Rewrite the data from the beginning through the line containing "label Mixing [956, 320, 1045, 351]", inclusive, with "left end block" changed to "left end cap" and everything else left as it is.

***** Material to process

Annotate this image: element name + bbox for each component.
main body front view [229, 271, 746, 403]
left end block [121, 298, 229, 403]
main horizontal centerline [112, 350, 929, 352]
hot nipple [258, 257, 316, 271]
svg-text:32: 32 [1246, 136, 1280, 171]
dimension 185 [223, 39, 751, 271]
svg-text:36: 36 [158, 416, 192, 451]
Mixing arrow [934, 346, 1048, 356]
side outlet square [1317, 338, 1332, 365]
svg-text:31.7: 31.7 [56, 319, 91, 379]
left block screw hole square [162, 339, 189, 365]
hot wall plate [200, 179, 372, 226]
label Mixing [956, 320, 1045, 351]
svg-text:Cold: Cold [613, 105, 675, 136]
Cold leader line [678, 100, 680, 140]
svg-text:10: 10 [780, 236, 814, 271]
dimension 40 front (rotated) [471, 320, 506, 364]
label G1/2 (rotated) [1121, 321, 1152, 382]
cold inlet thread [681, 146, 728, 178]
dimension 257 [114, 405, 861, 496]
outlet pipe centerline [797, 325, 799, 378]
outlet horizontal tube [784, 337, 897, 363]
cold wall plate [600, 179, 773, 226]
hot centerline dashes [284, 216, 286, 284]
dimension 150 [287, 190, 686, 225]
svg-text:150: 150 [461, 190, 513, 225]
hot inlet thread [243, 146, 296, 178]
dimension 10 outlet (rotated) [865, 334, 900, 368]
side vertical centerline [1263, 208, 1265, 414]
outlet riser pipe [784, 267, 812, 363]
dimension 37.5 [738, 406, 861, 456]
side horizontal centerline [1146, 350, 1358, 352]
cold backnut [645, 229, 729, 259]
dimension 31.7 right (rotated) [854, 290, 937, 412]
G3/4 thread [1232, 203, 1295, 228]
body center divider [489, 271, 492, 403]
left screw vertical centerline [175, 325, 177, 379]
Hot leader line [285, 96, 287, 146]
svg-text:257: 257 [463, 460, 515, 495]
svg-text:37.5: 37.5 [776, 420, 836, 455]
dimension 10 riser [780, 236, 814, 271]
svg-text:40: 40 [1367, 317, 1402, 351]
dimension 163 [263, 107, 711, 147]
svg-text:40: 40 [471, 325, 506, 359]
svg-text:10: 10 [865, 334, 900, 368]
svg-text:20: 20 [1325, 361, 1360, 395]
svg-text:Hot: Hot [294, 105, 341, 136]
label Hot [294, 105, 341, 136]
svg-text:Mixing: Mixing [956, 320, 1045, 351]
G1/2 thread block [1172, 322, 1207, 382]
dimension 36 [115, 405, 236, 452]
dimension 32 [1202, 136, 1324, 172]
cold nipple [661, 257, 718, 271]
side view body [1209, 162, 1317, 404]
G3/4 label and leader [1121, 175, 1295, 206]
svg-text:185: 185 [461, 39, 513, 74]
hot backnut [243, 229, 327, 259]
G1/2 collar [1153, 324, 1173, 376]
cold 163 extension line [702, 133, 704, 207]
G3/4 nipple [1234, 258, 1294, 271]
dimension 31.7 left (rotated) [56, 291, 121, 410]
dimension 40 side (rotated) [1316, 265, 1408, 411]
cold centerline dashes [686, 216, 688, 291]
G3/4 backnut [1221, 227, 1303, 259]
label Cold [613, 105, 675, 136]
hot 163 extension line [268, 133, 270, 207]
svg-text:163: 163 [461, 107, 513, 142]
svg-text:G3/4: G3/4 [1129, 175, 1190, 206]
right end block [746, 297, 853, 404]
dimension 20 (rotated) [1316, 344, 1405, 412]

**********

- [Reply]:
Annotate this image: element name + bbox for each component.
main body front view [229, 271, 746, 403]
left end cap [121, 298, 229, 403]
main horizontal centerline [112, 350, 929, 352]
hot nipple [258, 257, 316, 271]
svg-text:32: 32 [1246, 136, 1280, 171]
dimension 185 [223, 39, 751, 271]
svg-text:36: 36 [158, 416, 192, 451]
Mixing arrow [934, 346, 1048, 356]
side outlet square [1317, 338, 1332, 365]
svg-text:31.7: 31.7 [56, 319, 91, 379]
left block screw hole square [162, 339, 189, 365]
hot wall plate [200, 179, 372, 226]
label Mixing [956, 320, 1045, 351]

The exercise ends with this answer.